Task to complete:
Make an exact copy of the records, with the images left out.
## begin Dataset rows
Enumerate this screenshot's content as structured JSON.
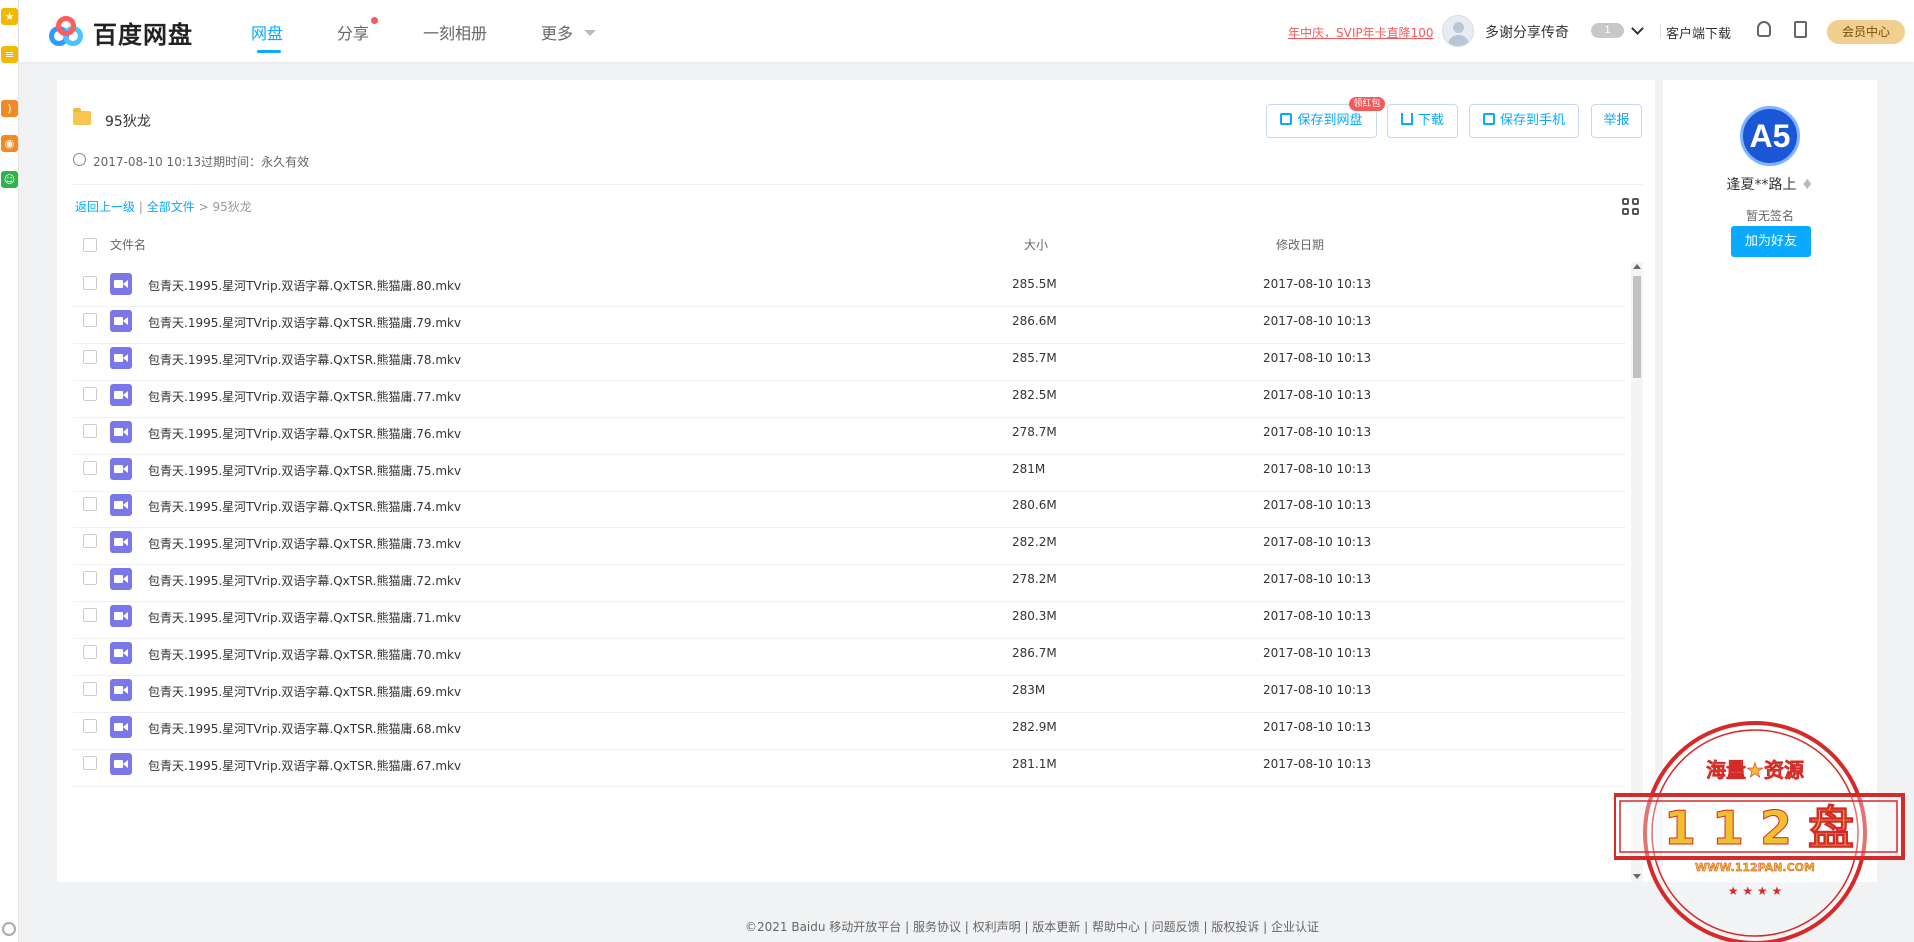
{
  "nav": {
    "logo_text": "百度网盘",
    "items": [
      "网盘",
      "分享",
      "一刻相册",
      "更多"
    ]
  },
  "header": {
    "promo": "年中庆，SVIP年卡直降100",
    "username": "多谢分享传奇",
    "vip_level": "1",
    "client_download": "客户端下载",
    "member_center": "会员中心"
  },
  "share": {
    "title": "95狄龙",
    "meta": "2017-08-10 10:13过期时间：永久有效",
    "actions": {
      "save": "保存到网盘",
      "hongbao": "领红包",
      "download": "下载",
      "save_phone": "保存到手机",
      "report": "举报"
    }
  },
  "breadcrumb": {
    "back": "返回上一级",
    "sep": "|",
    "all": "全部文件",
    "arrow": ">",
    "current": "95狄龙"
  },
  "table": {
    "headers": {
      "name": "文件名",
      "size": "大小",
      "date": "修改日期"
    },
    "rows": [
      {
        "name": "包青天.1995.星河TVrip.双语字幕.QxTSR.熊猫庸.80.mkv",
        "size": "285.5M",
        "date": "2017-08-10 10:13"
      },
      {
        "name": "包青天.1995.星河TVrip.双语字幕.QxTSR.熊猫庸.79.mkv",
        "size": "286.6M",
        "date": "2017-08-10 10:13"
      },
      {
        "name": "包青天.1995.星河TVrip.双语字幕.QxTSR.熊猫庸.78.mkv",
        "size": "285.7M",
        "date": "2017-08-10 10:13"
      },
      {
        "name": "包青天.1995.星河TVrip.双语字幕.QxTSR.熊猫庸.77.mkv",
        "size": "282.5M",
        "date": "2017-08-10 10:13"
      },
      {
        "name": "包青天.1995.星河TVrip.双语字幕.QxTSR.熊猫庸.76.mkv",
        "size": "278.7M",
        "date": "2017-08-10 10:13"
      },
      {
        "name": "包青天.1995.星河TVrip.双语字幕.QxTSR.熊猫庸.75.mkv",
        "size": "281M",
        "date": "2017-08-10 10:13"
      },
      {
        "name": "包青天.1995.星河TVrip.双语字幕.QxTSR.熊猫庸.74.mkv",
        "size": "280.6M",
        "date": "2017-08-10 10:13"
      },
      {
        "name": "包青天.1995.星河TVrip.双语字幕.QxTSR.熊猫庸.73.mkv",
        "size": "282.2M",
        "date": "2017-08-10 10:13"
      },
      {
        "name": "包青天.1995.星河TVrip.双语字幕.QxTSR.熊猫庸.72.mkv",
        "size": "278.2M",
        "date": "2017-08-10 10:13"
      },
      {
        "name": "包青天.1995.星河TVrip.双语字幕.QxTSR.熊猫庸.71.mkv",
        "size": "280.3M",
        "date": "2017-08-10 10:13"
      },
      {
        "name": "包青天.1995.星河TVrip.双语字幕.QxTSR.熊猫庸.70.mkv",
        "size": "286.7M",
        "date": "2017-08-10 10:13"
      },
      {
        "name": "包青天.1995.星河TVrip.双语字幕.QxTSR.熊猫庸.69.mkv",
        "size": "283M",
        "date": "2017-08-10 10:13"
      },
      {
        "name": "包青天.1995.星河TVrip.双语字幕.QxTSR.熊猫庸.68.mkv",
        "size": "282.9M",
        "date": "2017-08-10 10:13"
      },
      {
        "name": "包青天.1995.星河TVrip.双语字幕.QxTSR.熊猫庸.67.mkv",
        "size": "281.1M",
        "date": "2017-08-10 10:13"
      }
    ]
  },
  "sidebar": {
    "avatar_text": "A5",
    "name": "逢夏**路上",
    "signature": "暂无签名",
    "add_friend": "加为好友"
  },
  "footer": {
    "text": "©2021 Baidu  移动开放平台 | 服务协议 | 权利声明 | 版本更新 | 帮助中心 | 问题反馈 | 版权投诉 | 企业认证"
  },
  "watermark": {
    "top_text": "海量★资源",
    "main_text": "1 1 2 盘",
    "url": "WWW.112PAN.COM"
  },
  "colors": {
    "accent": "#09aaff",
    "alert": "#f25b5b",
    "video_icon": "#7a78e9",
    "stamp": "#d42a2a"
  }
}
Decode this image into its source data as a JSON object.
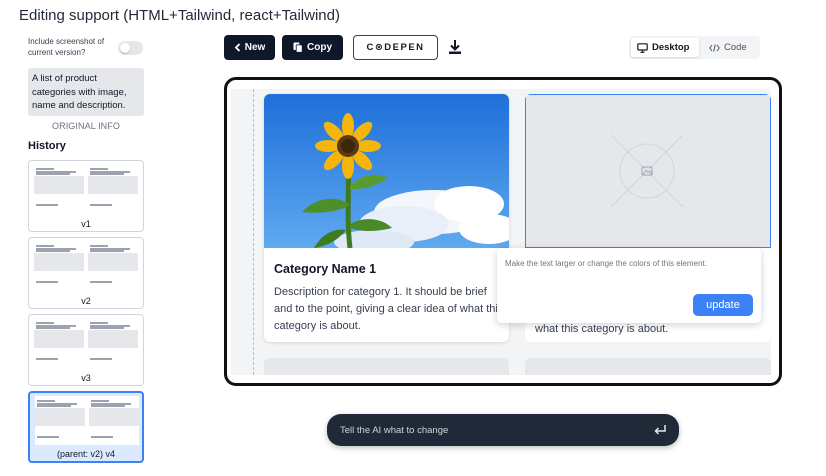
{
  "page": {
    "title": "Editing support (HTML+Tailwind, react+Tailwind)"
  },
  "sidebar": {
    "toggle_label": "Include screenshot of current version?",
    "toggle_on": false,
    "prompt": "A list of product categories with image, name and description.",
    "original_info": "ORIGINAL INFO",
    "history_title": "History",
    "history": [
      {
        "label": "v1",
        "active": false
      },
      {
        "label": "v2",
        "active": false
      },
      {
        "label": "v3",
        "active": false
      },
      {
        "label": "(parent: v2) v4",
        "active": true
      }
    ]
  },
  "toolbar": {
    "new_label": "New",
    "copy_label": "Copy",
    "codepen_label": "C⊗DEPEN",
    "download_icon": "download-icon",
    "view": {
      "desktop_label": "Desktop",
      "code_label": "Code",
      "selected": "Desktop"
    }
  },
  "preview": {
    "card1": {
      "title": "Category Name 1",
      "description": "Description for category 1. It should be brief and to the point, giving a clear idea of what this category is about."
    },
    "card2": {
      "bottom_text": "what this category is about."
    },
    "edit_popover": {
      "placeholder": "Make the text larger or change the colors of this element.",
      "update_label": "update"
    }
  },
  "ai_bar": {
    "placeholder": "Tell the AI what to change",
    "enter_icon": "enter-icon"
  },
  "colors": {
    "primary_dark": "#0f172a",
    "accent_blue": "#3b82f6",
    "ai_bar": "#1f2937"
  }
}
## end Dataset rows
Answer to the task:
Enumerate this screenshot's content as structured JSON.
{
  "nav": {
    "logo_text": "百度网盘",
    "items": [
      "网盘",
      "分享",
      "一刻相册",
      "更多"
    ]
  },
  "header": {
    "promo": "年中庆，SVIP年卡直降100",
    "username": "多谢分享传奇",
    "vip_level": "1",
    "client_download": "客户端下载",
    "member_center": "会员中心"
  },
  "share": {
    "title": "95狄龙",
    "meta": "2017-08-10 10:13过期时间：永久有效",
    "actions": {
      "save": "保存到网盘",
      "hongbao": "领红包",
      "download": "下载",
      "save_phone": "保存到手机",
      "report": "举报"
    }
  },
  "breadcrumb": {
    "back": "返回上一级",
    "sep": "|",
    "all": "全部文件",
    "arrow": ">",
    "current": "95狄龙"
  },
  "table": {
    "headers": {
      "name": "文件名",
      "size": "大小",
      "date": "修改日期"
    },
    "rows": [
      {
        "name": "包青天.1995.星河TVrip.双语字幕.QxTSR.熊猫庸.80.mkv",
        "size": "285.5M",
        "date": "2017-08-10 10:13"
      },
      {
        "name": "包青天.1995.星河TVrip.双语字幕.QxTSR.熊猫庸.79.mkv",
        "size": "286.6M",
        "date": "2017-08-10 10:13"
      },
      {
        "name": "包青天.1995.星河TVrip.双语字幕.QxTSR.熊猫庸.78.mkv",
        "size": "285.7M",
        "date": "2017-08-10 10:13"
      },
      {
        "name": "包青天.1995.星河TVrip.双语字幕.QxTSR.熊猫庸.77.mkv",
        "size": "282.5M",
        "date": "2017-08-10 10:13"
      },
      {
        "name": "包青天.1995.星河TVrip.双语字幕.QxTSR.熊猫庸.76.mkv",
        "size": "278.7M",
        "date": "2017-08-10 10:13"
      },
      {
        "name": "包青天.1995.星河TVrip.双语字幕.QxTSR.熊猫庸.75.mkv",
        "size": "281M",
        "date": "2017-08-10 10:13"
      },
      {
        "name": "包青天.1995.星河TVrip.双语字幕.QxTSR.熊猫庸.74.mkv",
        "size": "280.6M",
        "date": "2017-08-10 10:13"
      },
      {
        "name": "包青天.1995.星河TVrip.双语字幕.QxTSR.熊猫庸.73.mkv",
        "size": "282.2M",
        "date": "2017-08-10 10:13"
      },
      {
        "name": "包青天.1995.星河TVrip.双语字幕.QxTSR.熊猫庸.72.mkv",
        "size": "278.2M",
        "date": "2017-08-10 10:13"
      },
      {
        "name": "包青天.1995.星河TVrip.双语字幕.QxTSR.熊猫庸.71.mkv",
        "size": "280.3M",
        "date": "2017-08-10 10:13"
      },
      {
        "name": "包青天.1995.星河TVrip.双语字幕.QxTSR.熊猫庸.70.mkv",
        "size": "286.7M",
        "date": "2017-08-10 10:13"
      },
      {
        "name": "包青天.1995.星河TVrip.双语字幕.QxTSR.熊猫庸.69.mkv",
        "size": "283M",
        "date": "2017-08-10 10:13"
      },
      {
        "name": "包青天.1995.星河TVrip.双语字幕.QxTSR.熊猫庸.68.mkv",
        "size": "282.9M",
        "date": "2017-08-10 10:13"
      },
      {
        "name": "包青天.1995.星河TVrip.双语字幕.QxTSR.熊猫庸.67.mkv",
        "size": "281.1M",
        "date": "2017-08-10 10:13"
      }
    ]
  },
  "sidebar": {
    "avatar_text": "A5",
    "name": "逢夏**路上",
    "signature": "暂无签名",
    "add_friend": "加为好友"
  },
  "footer": {
    "text": "©2021 Baidu  移动开放平台 | 服务协议 | 权利声明 | 版本更新 | 帮助中心 | 问题反馈 | 版权投诉 | 企业认证"
  },
  "watermark": {
    "top_text": "海量★资源",
    "main_text": "1 1 2 盘",
    "url": "WWW.112PAN.COM"
  },
  "colors": {
    "accent": "#09aaff",
    "alert": "#f25b5b",
    "video_icon": "#7a78e9",
    "stamp": "#d42a2a"
  }
}
Decode this image into its source data as a JSON object.
{
  "page": {
    "title": "Editing support (HTML+Tailwind, react+Tailwind)"
  },
  "sidebar": {
    "toggle_label": "Include screenshot of current version?",
    "toggle_on": false,
    "prompt": "A list of product categories with image, name and description.",
    "original_info": "ORIGINAL INFO",
    "history_title": "History",
    "history": [
      {
        "label": "v1",
        "active": false
      },
      {
        "label": "v2",
        "active": false
      },
      {
        "label": "v3",
        "active": false
      },
      {
        "label": "(parent: v2) v4",
        "active": true
      }
    ]
  },
  "toolbar": {
    "new_label": "New",
    "copy_label": "Copy",
    "codepen_label": "C⊗DEPEN",
    "download_icon": "download-icon",
    "view": {
      "desktop_label": "Desktop",
      "code_label": "Code",
      "selected": "Desktop"
    }
  },
  "preview": {
    "card1": {
      "title": "Category Name 1",
      "description": "Description for category 1. It should be brief and to the point, giving a clear idea of what this category is about."
    },
    "card2": {
      "bottom_text": "what this category is about."
    },
    "edit_popover": {
      "placeholder": "Make the text larger or change the colors of this element.",
      "update_label": "update"
    }
  },
  "ai_bar": {
    "placeholder": "Tell the AI what to change",
    "enter_icon": "enter-icon"
  },
  "colors": {
    "primary_dark": "#0f172a",
    "accent_blue": "#3b82f6",
    "ai_bar": "#1f2937"
  }
}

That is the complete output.